Extracts from a graphics dataset:
[START]

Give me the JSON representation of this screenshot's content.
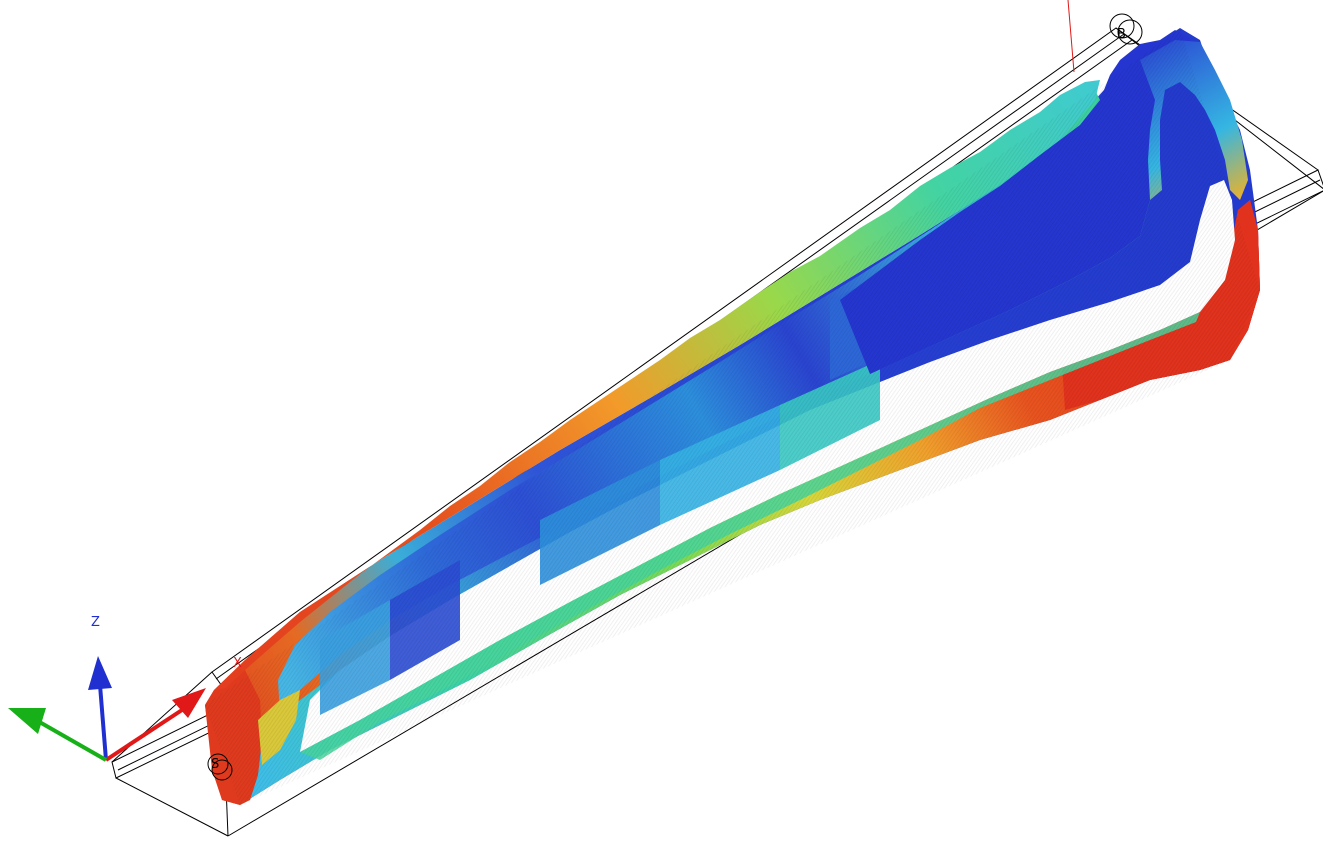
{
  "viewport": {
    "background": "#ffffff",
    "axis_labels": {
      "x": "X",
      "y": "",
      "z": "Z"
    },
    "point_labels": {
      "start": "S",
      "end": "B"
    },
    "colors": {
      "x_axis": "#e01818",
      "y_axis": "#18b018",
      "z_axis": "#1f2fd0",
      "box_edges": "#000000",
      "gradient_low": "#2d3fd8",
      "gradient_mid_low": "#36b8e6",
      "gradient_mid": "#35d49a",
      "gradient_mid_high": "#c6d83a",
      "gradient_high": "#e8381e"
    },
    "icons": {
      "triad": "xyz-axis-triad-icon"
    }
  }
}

[END]
[START]

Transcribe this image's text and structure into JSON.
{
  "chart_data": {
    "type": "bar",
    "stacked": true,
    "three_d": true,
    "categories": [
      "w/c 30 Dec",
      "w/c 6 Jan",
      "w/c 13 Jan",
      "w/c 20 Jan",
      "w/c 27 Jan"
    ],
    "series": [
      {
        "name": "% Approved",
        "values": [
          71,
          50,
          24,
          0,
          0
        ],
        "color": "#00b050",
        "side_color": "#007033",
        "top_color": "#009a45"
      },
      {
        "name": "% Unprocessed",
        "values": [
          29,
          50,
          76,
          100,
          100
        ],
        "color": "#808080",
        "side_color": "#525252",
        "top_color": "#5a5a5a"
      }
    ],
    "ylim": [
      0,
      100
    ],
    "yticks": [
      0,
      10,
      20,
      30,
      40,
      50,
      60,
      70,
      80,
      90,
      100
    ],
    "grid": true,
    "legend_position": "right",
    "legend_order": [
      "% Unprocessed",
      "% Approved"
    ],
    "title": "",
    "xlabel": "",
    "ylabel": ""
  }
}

[END]

From the listing above, copy out each line where the word "this" appears.

Give me the JSON representation of this screenshot's content.
Transcribe this image's text and structure into JSON.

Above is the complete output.